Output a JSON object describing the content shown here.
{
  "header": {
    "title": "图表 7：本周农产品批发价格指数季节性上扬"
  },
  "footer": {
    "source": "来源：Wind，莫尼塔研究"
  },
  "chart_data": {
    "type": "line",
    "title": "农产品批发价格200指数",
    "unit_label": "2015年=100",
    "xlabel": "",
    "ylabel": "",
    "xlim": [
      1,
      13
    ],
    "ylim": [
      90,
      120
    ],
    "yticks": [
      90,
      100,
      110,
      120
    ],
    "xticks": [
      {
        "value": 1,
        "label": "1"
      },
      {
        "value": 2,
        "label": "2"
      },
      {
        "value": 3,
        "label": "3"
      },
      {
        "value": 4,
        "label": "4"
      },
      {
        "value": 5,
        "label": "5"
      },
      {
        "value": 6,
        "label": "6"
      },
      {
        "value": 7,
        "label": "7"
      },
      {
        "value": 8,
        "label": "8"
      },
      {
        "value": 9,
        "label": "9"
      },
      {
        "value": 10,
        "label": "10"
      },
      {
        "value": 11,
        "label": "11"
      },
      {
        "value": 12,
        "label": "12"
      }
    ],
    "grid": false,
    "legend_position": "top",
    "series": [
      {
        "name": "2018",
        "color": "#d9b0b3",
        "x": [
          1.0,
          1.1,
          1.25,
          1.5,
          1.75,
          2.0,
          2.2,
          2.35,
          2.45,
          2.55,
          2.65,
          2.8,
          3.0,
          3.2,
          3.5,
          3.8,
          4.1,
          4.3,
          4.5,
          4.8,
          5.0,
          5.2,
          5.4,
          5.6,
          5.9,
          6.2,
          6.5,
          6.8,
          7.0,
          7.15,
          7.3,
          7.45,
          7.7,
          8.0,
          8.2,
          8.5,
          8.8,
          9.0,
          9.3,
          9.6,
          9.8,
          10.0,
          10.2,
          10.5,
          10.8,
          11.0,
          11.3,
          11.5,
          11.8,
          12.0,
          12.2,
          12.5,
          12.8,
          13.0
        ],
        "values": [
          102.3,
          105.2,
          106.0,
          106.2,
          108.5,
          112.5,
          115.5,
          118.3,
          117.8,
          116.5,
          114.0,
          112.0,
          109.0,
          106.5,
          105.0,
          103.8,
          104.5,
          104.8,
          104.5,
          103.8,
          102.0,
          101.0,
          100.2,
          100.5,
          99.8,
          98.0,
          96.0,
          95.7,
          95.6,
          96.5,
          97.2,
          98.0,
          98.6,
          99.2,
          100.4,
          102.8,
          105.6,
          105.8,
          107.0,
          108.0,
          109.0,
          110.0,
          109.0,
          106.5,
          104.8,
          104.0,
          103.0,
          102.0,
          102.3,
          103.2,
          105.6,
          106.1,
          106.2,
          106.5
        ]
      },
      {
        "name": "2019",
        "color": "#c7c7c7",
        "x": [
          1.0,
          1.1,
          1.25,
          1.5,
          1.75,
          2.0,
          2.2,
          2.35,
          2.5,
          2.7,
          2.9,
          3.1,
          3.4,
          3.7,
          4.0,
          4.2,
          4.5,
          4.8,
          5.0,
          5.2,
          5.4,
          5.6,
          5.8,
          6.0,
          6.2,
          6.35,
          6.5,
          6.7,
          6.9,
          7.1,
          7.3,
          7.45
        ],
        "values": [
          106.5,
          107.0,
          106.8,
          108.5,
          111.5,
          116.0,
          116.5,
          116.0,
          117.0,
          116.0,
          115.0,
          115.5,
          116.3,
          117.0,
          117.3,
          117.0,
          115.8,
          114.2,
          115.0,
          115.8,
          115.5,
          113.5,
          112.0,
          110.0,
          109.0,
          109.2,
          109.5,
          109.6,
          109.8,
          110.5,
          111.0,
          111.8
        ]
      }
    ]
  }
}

^^^^^^^^

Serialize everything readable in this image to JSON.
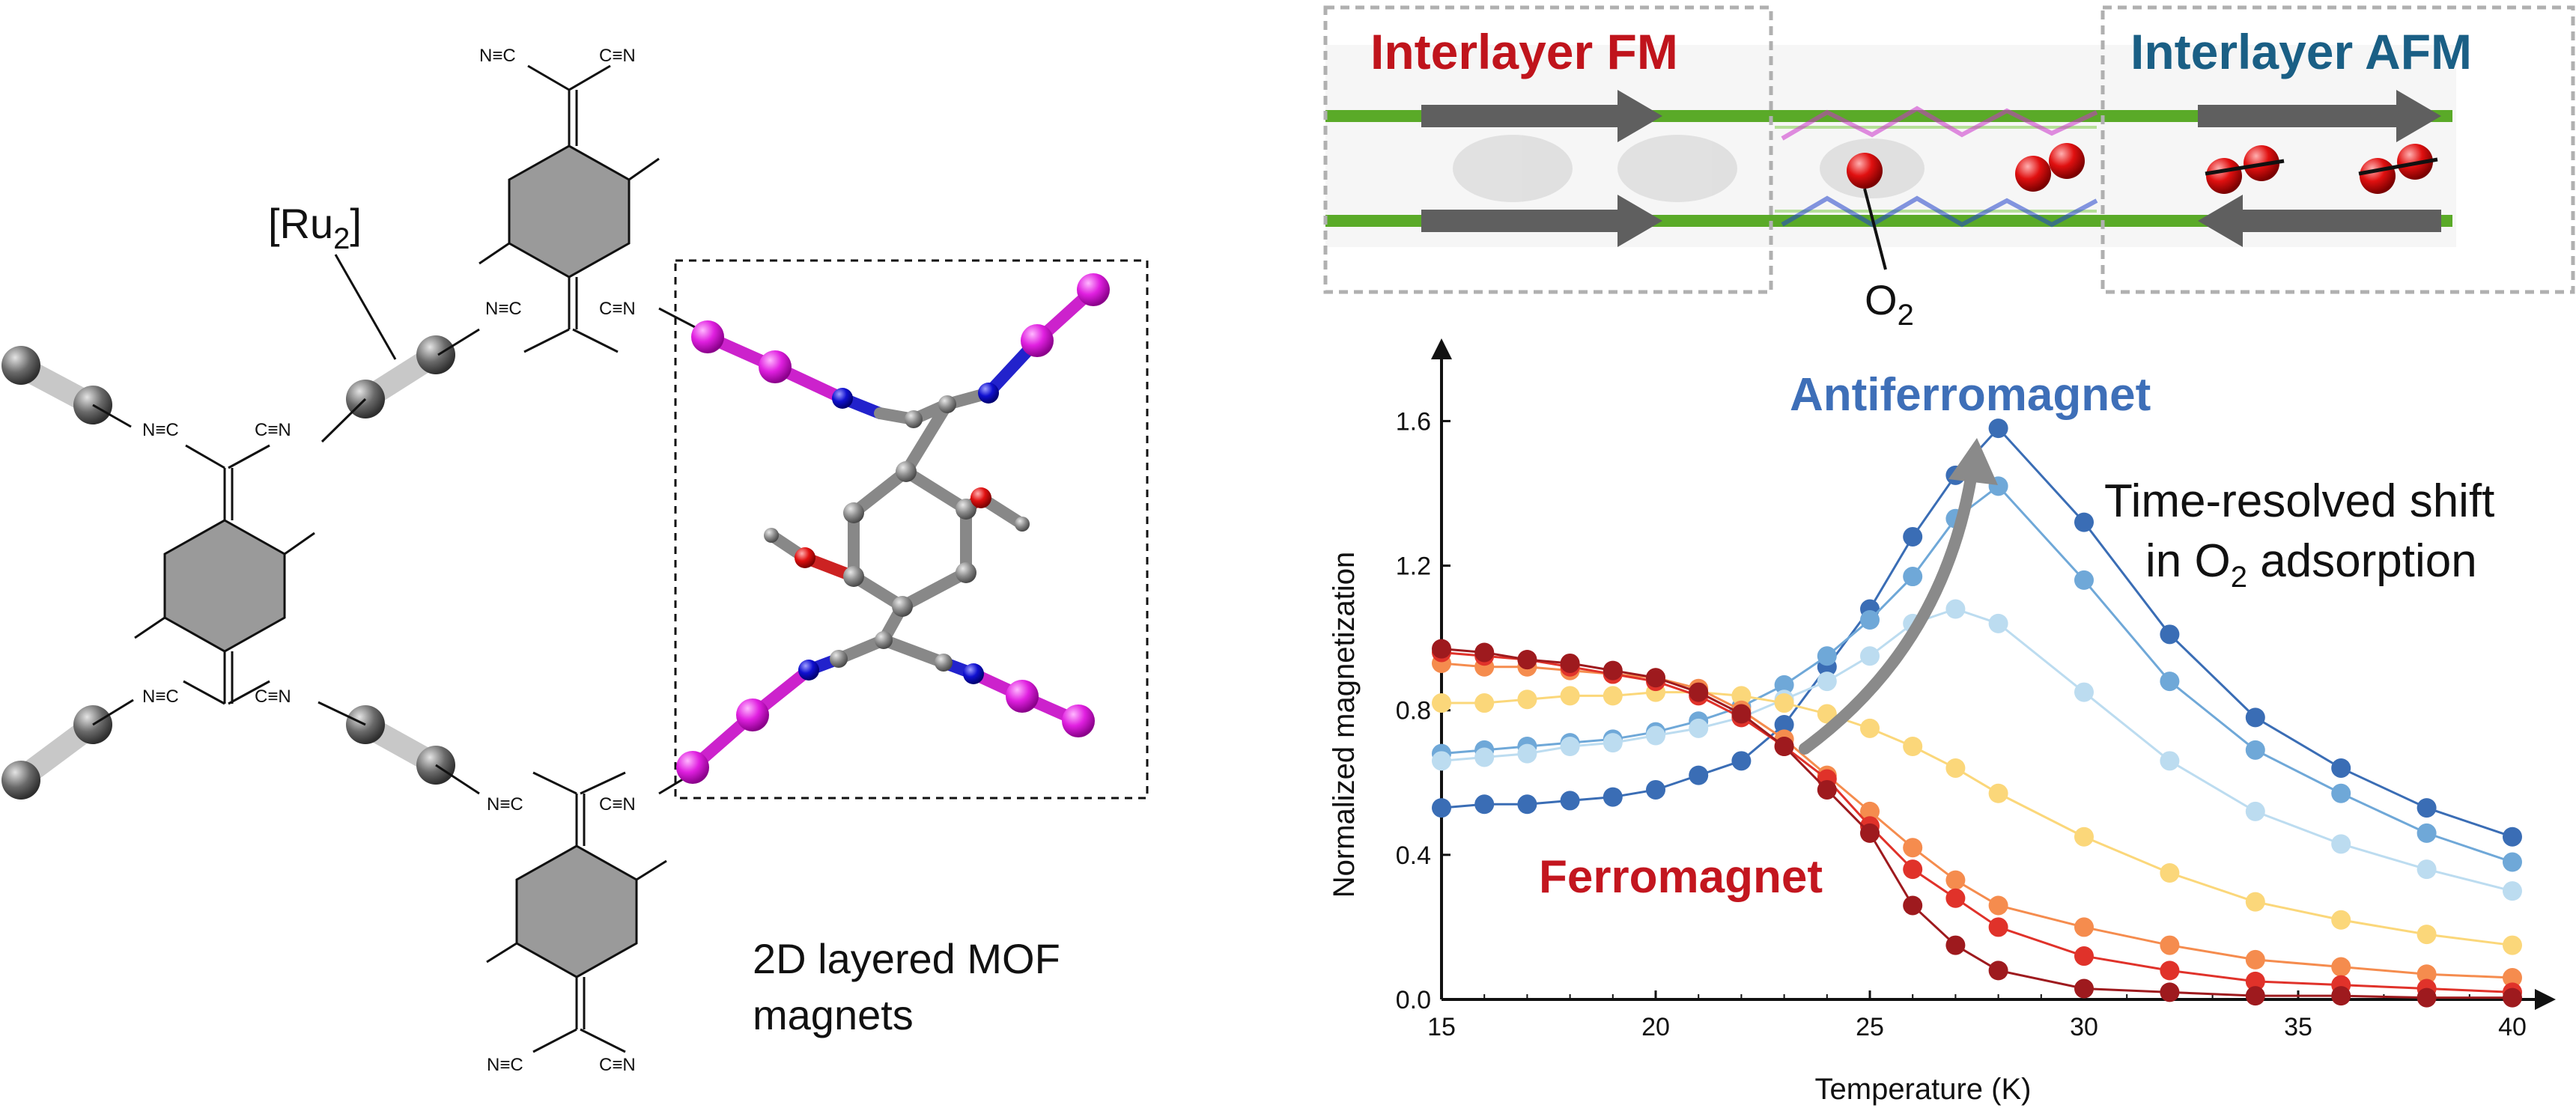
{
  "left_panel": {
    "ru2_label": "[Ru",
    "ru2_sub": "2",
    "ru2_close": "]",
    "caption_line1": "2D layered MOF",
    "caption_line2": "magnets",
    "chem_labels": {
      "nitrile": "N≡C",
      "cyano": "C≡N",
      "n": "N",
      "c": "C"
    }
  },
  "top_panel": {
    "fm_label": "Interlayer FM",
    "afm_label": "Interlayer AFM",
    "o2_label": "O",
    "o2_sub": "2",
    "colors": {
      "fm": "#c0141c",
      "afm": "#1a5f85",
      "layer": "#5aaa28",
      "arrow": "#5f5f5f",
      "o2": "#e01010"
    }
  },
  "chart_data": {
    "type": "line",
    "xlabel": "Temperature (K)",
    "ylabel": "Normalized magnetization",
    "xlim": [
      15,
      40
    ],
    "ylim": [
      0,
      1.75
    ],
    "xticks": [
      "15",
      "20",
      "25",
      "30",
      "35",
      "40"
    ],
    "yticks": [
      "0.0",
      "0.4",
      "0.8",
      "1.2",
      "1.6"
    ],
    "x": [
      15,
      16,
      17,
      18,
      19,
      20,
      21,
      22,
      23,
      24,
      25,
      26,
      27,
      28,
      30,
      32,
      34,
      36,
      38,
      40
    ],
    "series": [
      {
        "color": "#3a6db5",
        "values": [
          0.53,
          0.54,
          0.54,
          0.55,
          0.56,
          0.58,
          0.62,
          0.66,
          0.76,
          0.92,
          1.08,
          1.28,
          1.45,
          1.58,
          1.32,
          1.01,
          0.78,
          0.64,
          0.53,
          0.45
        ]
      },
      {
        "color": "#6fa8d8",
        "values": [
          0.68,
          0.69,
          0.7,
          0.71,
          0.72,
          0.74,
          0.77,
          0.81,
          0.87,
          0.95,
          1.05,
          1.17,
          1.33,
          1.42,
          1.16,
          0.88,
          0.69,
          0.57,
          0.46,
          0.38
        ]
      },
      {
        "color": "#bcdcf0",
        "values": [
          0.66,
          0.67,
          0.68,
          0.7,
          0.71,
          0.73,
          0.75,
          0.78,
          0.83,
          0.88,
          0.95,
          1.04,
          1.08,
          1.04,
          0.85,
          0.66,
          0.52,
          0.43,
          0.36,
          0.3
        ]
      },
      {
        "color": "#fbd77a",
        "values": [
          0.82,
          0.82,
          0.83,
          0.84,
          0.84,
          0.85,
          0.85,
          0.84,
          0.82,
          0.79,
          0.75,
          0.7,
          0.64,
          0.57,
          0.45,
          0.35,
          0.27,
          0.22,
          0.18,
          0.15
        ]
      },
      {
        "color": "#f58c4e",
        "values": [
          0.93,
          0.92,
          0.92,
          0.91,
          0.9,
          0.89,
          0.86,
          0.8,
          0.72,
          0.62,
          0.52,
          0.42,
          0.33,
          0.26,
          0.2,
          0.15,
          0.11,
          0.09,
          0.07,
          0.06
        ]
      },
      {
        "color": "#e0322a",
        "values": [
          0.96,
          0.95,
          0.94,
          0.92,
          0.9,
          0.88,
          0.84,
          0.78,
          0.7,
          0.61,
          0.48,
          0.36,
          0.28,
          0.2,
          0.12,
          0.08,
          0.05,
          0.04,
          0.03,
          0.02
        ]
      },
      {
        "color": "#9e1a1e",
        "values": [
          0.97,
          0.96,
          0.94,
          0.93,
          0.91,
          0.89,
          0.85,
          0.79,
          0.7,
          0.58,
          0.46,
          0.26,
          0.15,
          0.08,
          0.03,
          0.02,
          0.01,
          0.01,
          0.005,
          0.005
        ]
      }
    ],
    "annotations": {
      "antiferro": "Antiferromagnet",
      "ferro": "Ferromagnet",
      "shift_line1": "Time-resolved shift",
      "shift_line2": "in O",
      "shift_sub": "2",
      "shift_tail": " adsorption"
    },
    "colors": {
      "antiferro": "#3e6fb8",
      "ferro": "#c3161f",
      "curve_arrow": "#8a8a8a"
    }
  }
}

^^^^^^^^

Task brief.
Which lines include "ylabel"? Copy each of them out.

Task output.
    "ylabel": "",
    "ylabel": "Normalized magnetization",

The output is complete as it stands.